* [TO BE DONE] Identify and reproduce every line holding the string "week".

* [DATA LISTING]

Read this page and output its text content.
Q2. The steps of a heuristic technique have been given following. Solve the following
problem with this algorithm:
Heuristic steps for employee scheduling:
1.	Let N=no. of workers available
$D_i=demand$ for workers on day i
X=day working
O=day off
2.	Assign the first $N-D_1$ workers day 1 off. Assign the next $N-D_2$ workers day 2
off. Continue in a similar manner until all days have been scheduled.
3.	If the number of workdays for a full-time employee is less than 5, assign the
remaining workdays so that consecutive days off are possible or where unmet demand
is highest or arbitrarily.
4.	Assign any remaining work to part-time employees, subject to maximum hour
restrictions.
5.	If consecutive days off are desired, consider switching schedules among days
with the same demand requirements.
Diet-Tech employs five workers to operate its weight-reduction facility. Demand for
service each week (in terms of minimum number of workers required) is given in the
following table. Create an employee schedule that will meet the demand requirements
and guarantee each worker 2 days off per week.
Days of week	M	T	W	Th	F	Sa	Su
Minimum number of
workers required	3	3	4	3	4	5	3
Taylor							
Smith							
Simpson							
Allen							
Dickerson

---

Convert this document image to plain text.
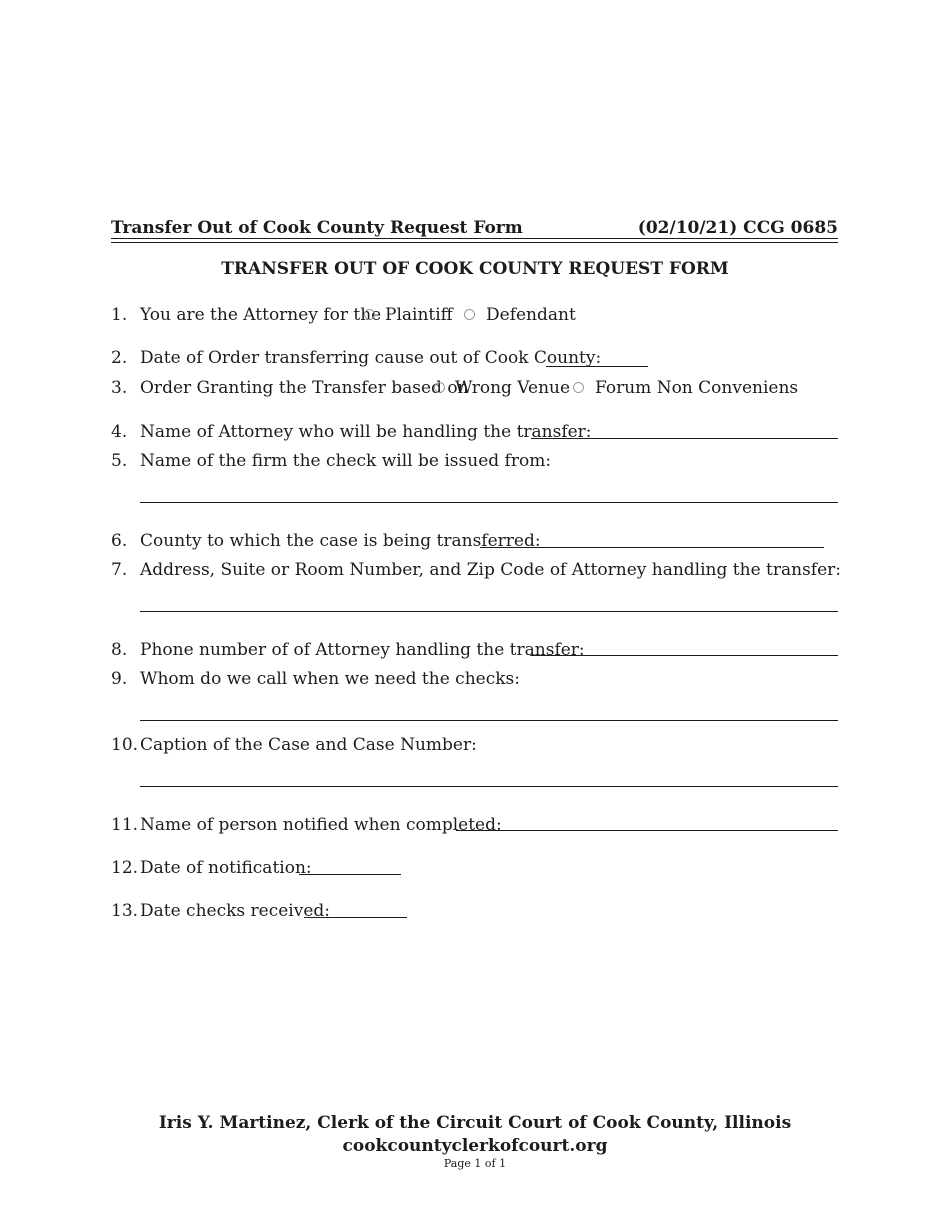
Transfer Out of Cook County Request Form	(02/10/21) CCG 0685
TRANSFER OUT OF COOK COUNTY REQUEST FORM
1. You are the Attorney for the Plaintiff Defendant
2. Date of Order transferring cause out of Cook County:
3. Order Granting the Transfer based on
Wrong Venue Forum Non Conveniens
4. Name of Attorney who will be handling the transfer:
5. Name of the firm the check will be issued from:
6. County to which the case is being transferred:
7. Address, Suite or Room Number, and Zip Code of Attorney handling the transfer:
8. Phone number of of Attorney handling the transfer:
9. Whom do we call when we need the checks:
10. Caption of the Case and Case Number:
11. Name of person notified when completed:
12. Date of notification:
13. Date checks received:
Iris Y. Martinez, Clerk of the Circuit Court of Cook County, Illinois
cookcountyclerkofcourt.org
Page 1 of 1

* [ANSWER TO THE EXERCISE]
service each week (in terms of minimum number of workers required) is given in the
and guarantee each worker 2 days off per week.
Days of week	M	T	W	Th	F	Sa	Su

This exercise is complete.